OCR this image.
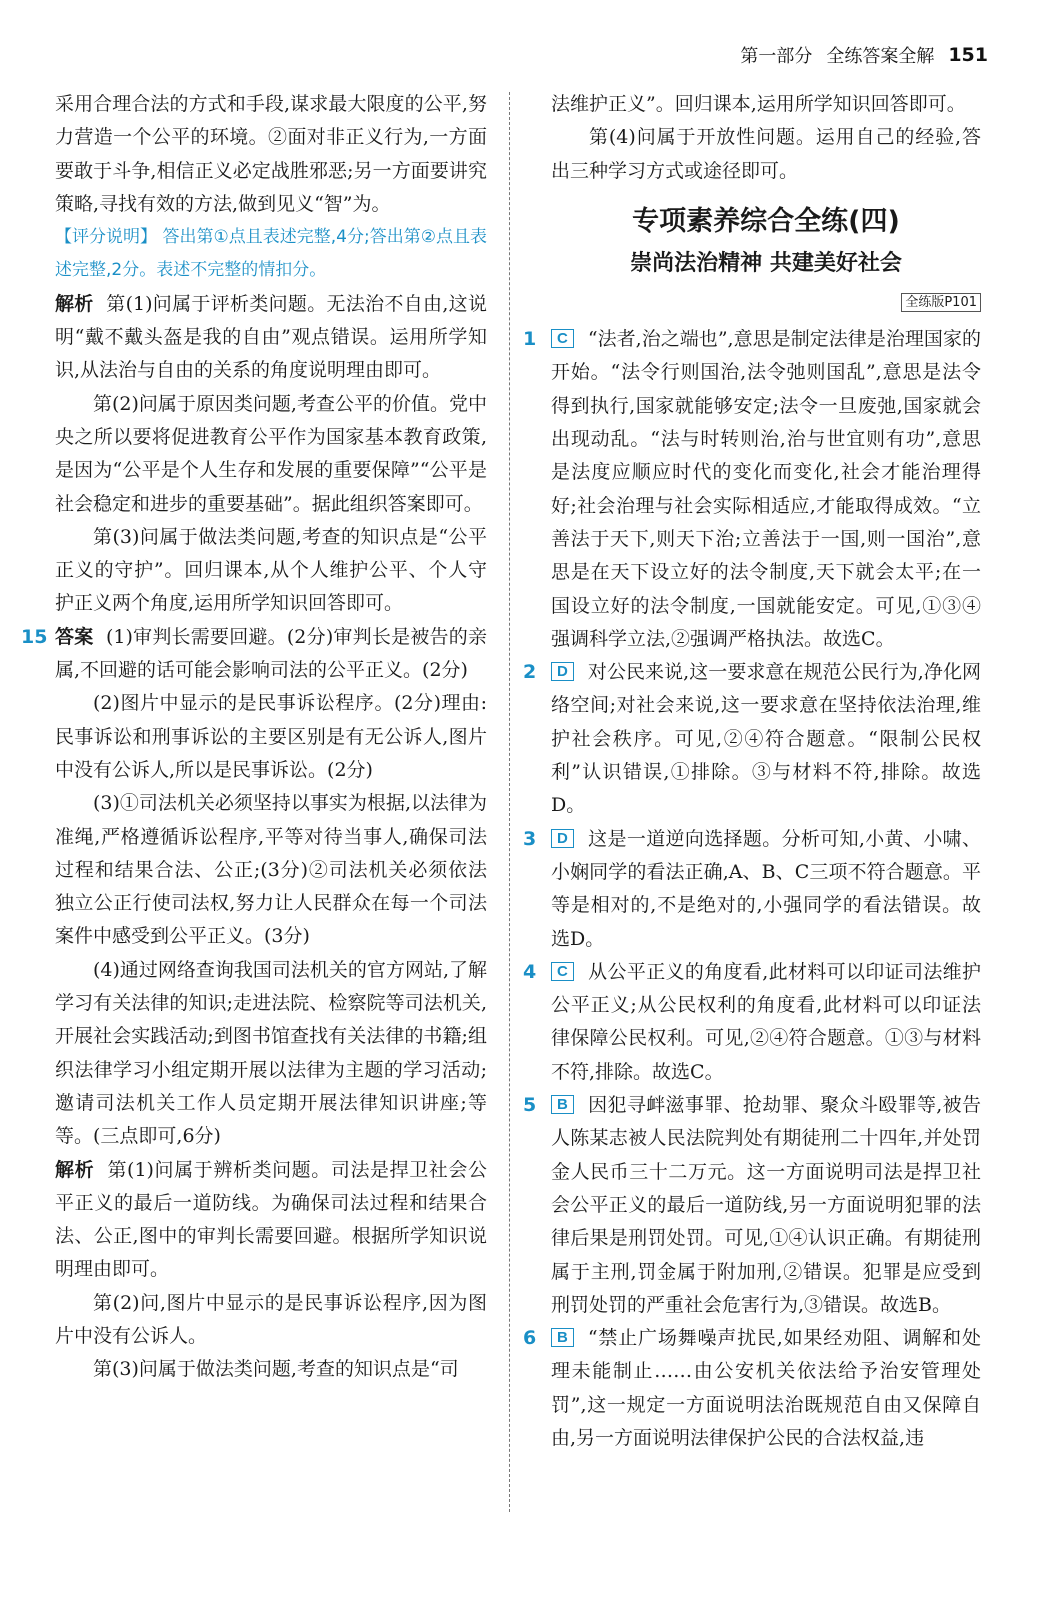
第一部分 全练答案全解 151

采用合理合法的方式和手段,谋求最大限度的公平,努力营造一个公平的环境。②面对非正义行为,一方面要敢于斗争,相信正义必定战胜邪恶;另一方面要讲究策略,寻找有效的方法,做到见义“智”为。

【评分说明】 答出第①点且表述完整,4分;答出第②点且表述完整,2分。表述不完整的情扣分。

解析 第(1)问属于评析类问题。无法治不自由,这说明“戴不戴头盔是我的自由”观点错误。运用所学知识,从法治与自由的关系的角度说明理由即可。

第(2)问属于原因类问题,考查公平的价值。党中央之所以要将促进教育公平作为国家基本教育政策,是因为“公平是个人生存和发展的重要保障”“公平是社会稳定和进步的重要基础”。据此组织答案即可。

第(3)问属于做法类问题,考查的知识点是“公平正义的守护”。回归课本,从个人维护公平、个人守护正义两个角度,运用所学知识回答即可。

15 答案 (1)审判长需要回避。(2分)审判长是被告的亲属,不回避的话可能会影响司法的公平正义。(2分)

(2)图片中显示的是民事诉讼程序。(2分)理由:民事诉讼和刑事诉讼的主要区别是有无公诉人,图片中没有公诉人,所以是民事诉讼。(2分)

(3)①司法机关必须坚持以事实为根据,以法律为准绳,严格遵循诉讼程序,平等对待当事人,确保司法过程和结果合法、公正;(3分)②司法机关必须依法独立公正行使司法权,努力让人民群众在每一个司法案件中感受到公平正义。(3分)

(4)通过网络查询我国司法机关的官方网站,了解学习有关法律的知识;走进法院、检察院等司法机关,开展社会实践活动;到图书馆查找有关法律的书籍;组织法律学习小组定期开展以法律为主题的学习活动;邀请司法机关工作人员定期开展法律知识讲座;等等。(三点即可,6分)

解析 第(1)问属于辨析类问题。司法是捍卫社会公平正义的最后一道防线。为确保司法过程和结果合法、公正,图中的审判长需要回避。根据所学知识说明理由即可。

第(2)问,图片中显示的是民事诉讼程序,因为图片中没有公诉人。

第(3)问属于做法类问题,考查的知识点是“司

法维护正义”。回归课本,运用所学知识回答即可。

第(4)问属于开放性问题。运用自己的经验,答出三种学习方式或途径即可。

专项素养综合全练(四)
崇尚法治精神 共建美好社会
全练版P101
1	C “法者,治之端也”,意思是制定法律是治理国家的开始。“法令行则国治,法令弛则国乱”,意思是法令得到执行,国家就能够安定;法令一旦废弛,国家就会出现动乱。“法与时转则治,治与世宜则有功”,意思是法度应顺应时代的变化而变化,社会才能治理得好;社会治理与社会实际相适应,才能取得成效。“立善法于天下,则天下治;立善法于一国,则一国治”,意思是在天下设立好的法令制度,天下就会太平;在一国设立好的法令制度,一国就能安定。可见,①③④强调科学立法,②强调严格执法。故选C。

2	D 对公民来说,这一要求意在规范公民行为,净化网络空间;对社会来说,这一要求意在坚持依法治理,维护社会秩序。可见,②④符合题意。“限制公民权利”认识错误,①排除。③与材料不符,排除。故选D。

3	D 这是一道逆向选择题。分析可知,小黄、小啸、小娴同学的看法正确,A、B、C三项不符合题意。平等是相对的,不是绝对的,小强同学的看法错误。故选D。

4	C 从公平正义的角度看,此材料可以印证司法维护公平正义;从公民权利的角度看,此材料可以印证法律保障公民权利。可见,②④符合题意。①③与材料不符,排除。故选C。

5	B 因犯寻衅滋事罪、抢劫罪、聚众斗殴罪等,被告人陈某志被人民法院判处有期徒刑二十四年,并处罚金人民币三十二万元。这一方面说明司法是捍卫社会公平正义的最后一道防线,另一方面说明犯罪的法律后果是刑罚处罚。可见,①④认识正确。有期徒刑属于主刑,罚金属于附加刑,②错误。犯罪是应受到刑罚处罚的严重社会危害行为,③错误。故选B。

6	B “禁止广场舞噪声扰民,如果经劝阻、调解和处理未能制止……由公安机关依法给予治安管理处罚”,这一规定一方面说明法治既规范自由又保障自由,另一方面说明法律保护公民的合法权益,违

══════════

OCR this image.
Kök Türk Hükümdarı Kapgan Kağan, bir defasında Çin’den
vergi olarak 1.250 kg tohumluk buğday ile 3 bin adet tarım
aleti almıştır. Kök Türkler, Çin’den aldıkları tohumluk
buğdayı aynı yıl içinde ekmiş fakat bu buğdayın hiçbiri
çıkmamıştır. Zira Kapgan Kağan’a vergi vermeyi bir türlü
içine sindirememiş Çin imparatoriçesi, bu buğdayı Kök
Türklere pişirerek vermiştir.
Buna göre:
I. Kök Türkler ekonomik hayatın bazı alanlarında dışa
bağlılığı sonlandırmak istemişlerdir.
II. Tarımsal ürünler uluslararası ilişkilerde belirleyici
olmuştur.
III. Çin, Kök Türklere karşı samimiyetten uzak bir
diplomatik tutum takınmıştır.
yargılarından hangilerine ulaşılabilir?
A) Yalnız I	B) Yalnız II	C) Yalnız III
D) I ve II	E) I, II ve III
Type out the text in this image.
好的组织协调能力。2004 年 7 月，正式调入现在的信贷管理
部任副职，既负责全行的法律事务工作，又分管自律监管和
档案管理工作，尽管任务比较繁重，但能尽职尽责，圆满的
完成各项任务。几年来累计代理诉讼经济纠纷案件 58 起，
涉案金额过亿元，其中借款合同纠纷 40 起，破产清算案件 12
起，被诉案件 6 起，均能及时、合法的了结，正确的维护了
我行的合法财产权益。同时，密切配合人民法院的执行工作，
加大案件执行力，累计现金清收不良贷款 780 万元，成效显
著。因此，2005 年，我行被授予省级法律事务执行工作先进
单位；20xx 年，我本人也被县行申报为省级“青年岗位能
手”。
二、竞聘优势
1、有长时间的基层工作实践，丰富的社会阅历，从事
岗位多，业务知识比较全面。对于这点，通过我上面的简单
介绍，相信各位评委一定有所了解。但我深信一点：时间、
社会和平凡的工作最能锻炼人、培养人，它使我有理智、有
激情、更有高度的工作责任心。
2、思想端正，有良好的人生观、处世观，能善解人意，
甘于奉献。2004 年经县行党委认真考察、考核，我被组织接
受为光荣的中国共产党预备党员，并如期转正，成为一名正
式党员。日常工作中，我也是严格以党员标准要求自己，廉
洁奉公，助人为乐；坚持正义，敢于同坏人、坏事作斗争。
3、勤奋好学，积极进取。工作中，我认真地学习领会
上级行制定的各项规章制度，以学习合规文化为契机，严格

══════════

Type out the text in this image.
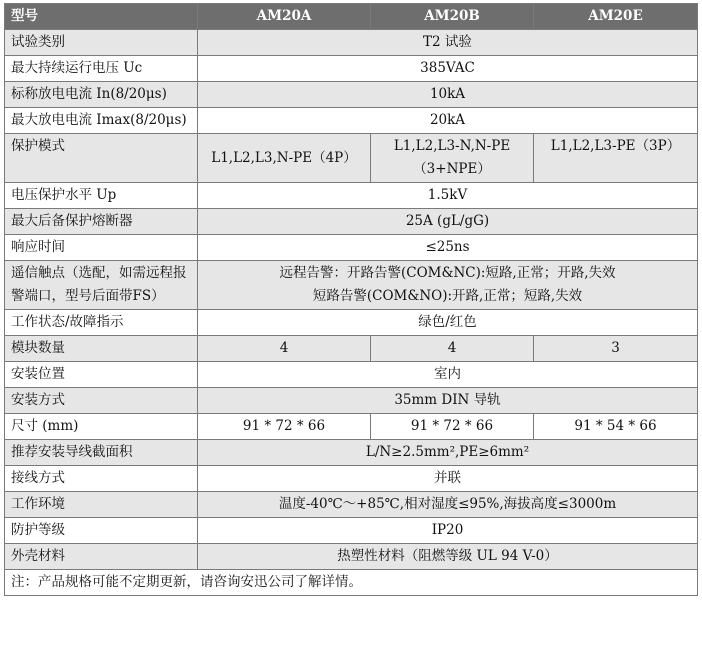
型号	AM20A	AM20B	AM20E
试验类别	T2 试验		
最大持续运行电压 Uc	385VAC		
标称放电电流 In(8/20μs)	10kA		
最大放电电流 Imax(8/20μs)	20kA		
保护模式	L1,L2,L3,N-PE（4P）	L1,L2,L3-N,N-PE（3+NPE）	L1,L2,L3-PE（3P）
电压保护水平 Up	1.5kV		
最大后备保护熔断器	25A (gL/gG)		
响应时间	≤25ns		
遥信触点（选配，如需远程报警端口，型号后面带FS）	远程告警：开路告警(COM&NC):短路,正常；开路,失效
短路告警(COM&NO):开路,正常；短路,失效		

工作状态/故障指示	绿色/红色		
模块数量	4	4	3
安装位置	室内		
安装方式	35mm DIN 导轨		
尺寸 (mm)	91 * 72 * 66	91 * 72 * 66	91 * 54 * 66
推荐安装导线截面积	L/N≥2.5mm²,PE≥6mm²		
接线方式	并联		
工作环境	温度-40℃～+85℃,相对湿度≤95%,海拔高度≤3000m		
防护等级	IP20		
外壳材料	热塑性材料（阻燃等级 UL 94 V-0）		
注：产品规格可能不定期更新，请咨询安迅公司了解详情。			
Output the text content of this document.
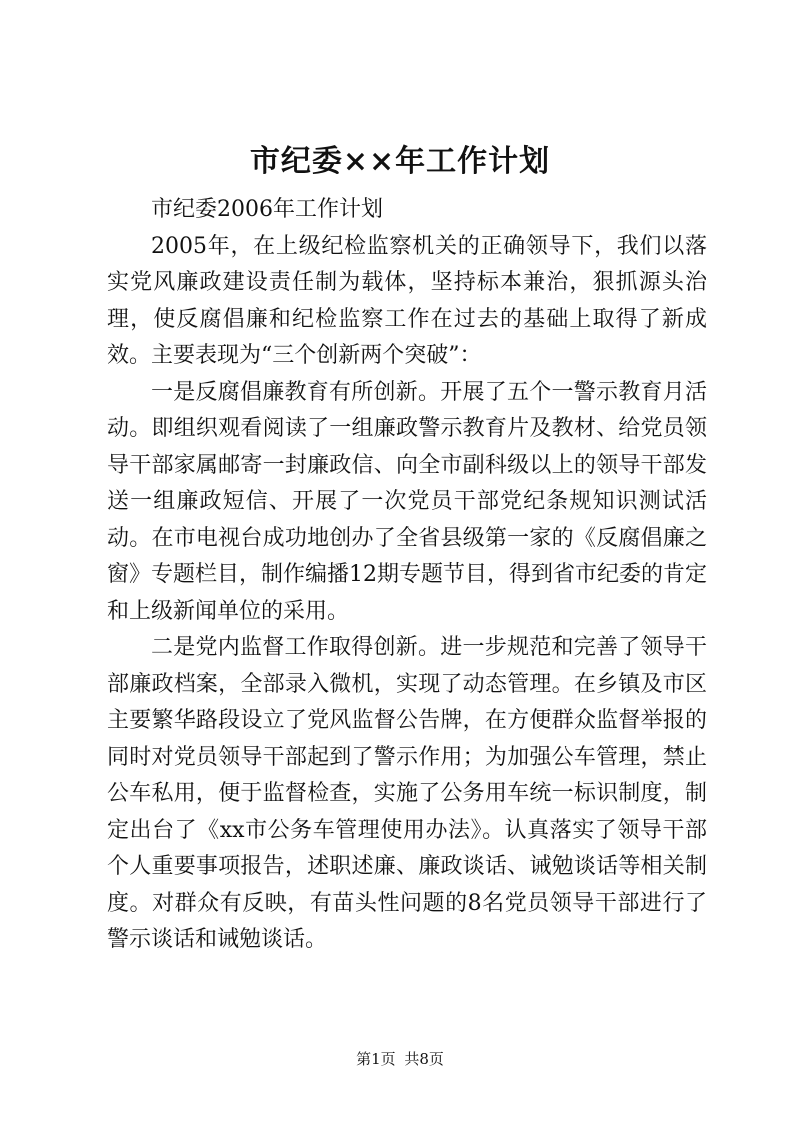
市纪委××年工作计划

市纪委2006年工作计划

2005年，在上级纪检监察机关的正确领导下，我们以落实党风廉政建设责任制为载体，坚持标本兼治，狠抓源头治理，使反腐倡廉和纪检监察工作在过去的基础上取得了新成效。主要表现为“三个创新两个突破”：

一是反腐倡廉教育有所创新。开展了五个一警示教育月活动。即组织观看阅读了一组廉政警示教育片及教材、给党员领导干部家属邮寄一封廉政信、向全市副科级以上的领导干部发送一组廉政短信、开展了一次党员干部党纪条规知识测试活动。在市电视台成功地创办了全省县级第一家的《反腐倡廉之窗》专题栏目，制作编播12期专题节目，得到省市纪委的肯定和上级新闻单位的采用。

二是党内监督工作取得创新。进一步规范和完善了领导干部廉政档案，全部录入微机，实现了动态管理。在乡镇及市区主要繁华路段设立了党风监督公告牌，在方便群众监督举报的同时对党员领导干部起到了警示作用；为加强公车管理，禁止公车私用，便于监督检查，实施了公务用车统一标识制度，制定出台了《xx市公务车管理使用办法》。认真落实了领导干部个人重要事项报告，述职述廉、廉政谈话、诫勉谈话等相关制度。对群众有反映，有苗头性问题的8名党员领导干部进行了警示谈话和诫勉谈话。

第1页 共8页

══════════

Problem description
Write out every line of the data that holds the word "tohumluk".

Result of this task
vergi olarak 1.250 kg tohumluk buğday ile 3 bin adet tarım
aleti almıştır. Kök Türkler, Çin’den aldıkları tohumluk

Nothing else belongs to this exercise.